# DIRECTION:
Reproduce the rows verbatim, from the start of the rows through the line that contains "table-header-row: 300公里以内 300公里以上".

Bounding box annotations:
^^^^^^^^

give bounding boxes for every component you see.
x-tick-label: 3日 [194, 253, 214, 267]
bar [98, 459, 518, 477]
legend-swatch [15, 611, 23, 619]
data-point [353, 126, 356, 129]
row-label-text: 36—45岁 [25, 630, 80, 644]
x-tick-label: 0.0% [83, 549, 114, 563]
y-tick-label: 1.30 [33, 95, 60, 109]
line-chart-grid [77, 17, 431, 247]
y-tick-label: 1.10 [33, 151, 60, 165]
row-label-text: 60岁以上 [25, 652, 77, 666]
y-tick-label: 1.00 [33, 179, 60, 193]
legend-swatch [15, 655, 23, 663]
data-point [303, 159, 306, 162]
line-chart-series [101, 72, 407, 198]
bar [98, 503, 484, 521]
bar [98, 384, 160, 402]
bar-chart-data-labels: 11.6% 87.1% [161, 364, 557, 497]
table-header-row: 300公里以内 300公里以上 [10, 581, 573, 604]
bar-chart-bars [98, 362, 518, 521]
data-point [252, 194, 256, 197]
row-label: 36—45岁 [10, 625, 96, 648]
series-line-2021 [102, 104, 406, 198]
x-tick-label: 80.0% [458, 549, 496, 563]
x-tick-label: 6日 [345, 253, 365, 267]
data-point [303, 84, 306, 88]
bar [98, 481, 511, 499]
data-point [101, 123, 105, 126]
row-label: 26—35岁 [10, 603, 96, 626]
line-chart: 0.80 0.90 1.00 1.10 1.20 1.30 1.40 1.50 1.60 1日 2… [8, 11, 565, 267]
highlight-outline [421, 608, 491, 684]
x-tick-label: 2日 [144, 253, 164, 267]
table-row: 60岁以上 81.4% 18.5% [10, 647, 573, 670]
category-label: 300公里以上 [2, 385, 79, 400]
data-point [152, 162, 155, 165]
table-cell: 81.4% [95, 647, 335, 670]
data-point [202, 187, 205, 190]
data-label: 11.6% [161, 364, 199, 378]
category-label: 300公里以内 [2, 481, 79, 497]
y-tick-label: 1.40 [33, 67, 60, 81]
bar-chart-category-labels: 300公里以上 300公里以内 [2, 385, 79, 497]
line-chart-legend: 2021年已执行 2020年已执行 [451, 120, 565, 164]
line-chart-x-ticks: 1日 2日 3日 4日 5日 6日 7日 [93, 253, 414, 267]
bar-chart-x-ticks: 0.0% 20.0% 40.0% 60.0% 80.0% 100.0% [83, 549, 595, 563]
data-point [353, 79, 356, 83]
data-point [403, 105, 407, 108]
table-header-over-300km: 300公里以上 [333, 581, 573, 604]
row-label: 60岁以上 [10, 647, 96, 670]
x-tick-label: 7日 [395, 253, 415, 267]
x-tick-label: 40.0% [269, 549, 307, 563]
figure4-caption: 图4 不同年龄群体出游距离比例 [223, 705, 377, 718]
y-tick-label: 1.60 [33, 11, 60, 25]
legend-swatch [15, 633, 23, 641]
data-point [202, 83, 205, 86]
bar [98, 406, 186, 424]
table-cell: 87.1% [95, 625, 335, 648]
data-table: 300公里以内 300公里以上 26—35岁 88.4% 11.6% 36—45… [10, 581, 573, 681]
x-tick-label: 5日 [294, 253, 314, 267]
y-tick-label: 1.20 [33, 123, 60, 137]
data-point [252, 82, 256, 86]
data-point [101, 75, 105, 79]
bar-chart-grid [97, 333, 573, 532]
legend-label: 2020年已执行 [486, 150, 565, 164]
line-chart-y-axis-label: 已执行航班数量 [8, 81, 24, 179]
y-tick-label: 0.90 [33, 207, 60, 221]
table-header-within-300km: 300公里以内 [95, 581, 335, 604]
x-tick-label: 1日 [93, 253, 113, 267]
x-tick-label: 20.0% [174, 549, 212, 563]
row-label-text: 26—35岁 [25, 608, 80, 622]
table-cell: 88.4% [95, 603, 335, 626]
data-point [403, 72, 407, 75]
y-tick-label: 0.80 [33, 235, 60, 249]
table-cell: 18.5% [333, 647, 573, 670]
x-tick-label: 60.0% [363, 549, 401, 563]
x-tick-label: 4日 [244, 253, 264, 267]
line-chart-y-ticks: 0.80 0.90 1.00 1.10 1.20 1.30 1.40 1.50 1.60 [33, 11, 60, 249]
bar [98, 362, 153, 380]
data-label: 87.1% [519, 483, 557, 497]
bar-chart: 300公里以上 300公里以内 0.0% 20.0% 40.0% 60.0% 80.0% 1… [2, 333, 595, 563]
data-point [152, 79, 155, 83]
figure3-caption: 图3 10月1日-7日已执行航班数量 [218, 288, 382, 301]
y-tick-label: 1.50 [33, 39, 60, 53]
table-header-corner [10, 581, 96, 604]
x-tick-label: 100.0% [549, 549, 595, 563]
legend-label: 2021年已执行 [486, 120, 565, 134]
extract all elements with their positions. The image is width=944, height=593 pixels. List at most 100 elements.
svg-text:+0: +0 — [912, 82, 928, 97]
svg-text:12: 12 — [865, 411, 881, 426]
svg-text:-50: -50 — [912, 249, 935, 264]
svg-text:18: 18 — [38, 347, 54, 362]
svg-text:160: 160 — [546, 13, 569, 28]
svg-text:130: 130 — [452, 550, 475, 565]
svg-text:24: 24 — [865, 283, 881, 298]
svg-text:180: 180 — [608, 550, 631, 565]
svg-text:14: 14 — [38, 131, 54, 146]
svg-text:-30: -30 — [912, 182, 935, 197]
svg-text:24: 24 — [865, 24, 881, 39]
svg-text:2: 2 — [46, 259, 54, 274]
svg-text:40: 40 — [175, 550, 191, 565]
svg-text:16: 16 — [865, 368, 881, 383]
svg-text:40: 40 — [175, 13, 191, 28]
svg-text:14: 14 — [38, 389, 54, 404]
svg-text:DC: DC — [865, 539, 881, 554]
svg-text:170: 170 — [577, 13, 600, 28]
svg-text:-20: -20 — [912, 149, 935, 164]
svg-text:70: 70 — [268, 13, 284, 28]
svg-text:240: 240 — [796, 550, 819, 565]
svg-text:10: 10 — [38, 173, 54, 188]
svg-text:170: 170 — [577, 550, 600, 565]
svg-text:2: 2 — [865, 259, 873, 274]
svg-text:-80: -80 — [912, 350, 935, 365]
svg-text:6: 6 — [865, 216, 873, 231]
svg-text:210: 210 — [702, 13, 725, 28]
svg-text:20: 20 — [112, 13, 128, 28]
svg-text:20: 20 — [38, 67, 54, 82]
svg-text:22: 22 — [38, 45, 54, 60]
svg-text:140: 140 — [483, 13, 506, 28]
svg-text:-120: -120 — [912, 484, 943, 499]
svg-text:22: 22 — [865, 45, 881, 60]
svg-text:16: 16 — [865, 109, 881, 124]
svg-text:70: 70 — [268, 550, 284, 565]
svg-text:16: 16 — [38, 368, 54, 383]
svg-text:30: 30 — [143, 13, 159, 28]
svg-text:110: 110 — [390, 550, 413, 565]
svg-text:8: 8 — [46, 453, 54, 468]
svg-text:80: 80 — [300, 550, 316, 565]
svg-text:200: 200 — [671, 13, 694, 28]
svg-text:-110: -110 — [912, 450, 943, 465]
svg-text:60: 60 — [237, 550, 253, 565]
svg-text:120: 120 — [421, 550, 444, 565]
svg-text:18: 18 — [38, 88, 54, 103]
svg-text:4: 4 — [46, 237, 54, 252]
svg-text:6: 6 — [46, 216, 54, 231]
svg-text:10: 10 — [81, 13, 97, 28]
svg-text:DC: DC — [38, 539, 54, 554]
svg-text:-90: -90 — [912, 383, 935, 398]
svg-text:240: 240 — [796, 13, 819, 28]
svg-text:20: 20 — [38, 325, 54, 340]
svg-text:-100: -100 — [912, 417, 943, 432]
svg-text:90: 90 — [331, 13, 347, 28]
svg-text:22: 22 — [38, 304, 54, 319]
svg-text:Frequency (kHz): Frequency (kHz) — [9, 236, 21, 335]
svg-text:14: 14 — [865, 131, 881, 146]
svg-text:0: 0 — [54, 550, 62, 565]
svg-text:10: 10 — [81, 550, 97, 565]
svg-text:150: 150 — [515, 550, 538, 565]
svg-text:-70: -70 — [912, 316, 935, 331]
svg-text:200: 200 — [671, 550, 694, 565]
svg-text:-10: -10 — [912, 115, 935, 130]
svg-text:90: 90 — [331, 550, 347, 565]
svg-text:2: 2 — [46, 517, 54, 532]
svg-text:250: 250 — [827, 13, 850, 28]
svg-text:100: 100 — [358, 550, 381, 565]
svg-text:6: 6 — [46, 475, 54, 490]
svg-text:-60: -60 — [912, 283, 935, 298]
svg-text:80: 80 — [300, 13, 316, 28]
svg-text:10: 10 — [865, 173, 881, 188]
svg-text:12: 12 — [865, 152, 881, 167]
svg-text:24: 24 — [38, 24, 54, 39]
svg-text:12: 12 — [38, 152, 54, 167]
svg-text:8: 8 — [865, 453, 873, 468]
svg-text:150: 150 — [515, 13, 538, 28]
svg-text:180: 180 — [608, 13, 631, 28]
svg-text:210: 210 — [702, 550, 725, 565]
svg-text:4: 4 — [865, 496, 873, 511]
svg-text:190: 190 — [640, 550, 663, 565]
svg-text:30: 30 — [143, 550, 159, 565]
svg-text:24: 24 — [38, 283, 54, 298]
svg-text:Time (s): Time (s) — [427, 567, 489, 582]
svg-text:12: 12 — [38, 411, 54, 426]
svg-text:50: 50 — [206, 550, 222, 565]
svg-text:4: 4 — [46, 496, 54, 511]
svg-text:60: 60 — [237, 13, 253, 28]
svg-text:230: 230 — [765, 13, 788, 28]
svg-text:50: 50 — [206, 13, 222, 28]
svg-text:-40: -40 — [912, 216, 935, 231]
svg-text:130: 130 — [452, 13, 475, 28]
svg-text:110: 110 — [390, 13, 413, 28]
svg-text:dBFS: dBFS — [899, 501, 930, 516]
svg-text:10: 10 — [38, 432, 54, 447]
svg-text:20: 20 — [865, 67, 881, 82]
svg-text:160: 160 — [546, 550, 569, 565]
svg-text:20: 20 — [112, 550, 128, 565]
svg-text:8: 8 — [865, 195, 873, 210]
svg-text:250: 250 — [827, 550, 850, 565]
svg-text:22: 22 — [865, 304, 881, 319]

^^^^^^^^

# RESULT OF THE TASK:
give bounding boxes for every component you see.
x-tick-label: 3日 [194, 253, 214, 267]
bar [98, 459, 518, 477]
legend-swatch [15, 611, 23, 619]
data-point [353, 126, 356, 129]
row-label-text: 36—45岁 [25, 630, 80, 644]
x-tick-label: 0.0% [83, 549, 114, 563]
y-tick-label: 1.30 [33, 95, 60, 109]
line-chart-grid [77, 17, 431, 247]
y-tick-label: 1.10 [33, 151, 60, 165]
row-label-text: 60岁以上 [25, 652, 77, 666]
y-tick-label: 1.00 [33, 179, 60, 193]
legend-swatch [15, 655, 23, 663]
data-point [303, 159, 306, 162]
line-chart-series [101, 72, 407, 198]
bar [98, 503, 484, 521]
bar [98, 384, 160, 402]
bar-chart-data-labels: 11.6% 87.1% [161, 364, 557, 497]
table-header-row: 300公里以内 300公里以上 [10, 581, 573, 604]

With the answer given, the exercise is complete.